## Set exercise:
Copy out all lines with the word "проверку" in them.

** Start Data to use **

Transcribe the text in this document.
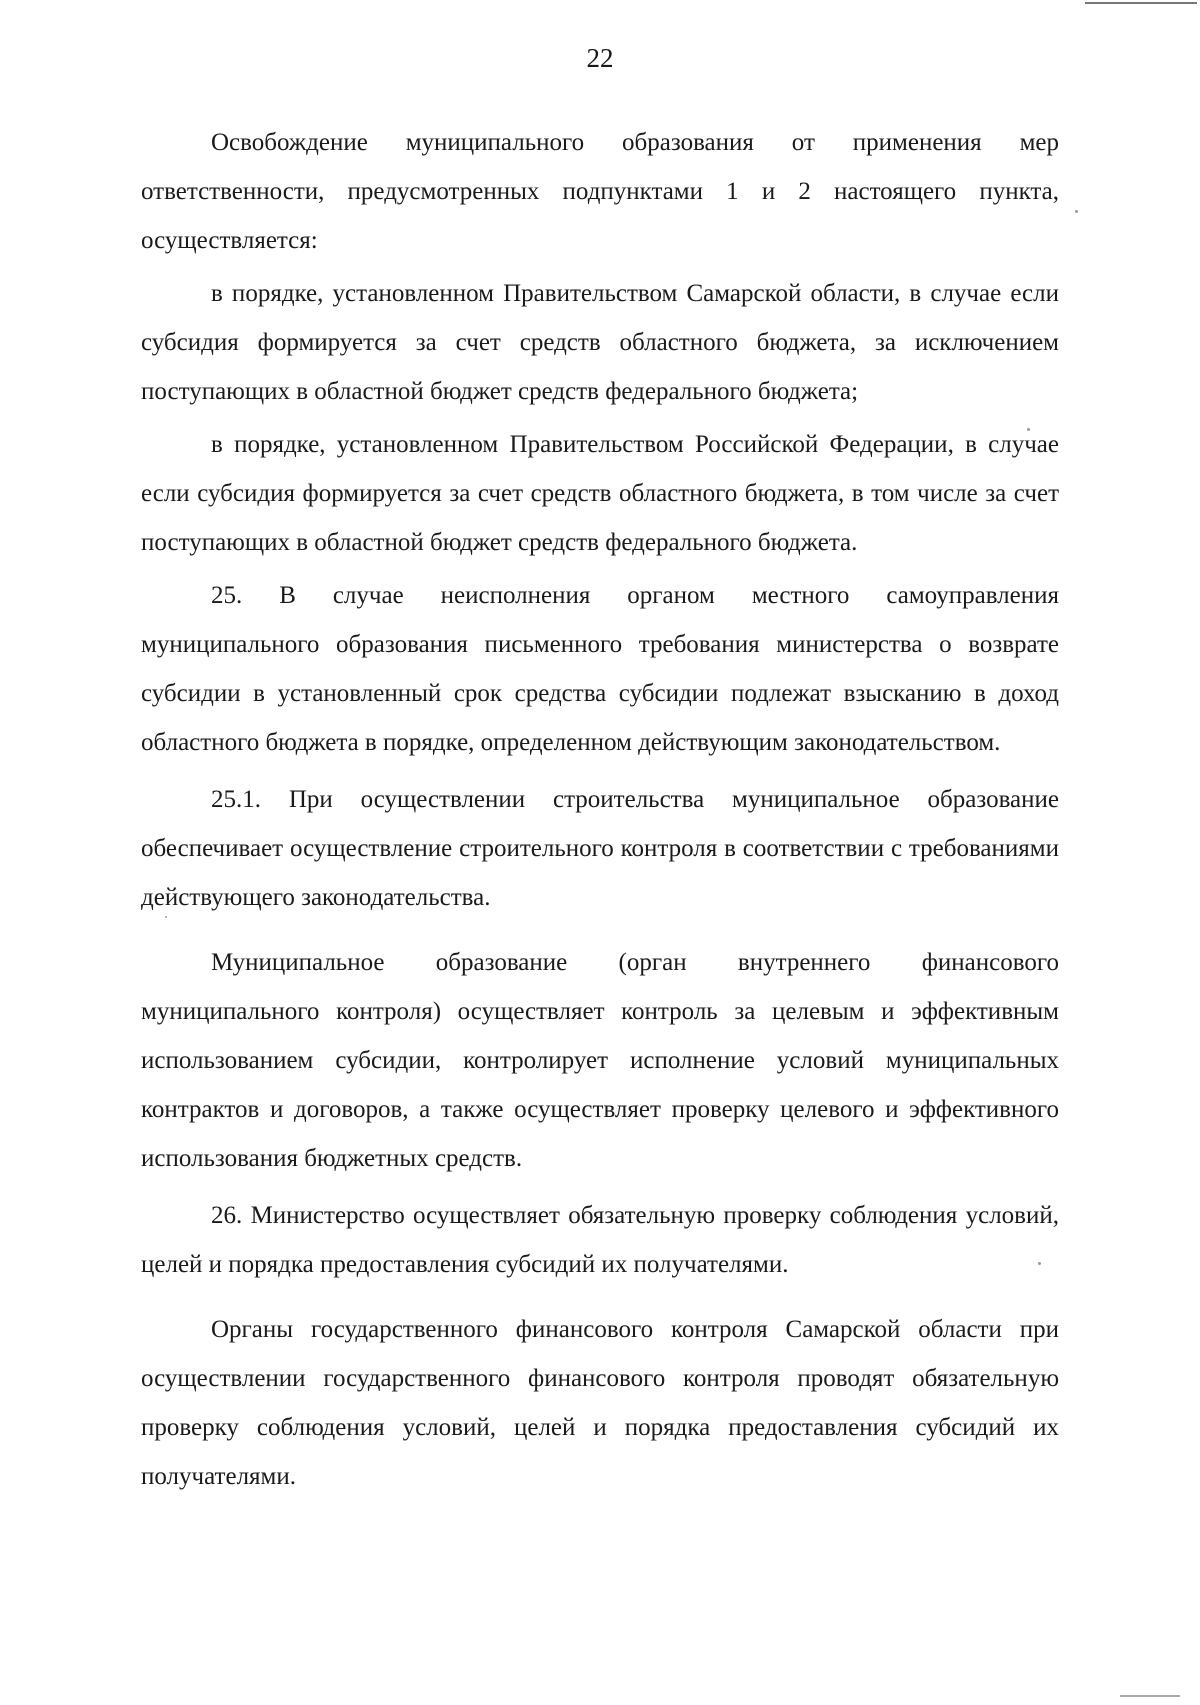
22

Освобождение муниципального образования от применения мер ответственности, предусмотренных подпунктами 1 и 2 настоящего пункта, осуществляется:

в порядке, установленном Правительством Самарской области, в случае если субсидия формируется за счет средств областного бюджета, за исключением поступающих в областной бюджет средств федерального бюджета;

в порядке, установленном Правительством Российской Федерации, в случае если субсидия формируется за счет средств областного бюджета, в том числе за счет поступающих в областной бюджет средств федерального бюджета.

25. В случае неисполнения органом местного самоуправления муниципального образования письменного требования министерства о возврате субсидии в установленный срок средства субсидии подлежат взысканию в доход областного бюджета в порядке, определенном действующим законодательством.

25.1. При осуществлении строительства муниципальное образование обеспечивает осуществление строительного контроля в соответствии с требованиями действующего законодательства.

Муниципальное образование (орган внутреннего финансового муниципального контроля) осуществляет контроль за целевым и эффективным использованием субсидии, контролирует исполнение условий муниципальных контрактов и договоров, а также осуществляет проверку целевого и эффективного использования бюджетных средств.

26. Министерство осуществляет обязательную проверку соблюдения условий, целей и порядка предоставления субсидий их получателями.

Органы государственного финансового контроля Самарской области при осуществлении государственного финансового контроля проводят обязательную проверку соблюдения условий, целей и порядка предоставления субсидий их получателями.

** End Data to use **

## Answer to this problem:
Муниципальное образование (орган внутреннего финансового муниципального контроля) осуществляет контроль за целевым и эффективным использованием субсидии, контролирует исполнение условий муниципальных контрактов и договоров, а также осуществляет проверку целевого и эффективного использования бюджетных средств.
26. Министерство осуществляет обязательную проверку соблюдения условий, целей и порядка предоставления субсидий их получателями.
Органы государственного финансового контроля Самарской области при осуществлении государственного финансового контроля проводят обязательную проверку соблюдения условий, целей и порядка предоставления субсидий их получателями.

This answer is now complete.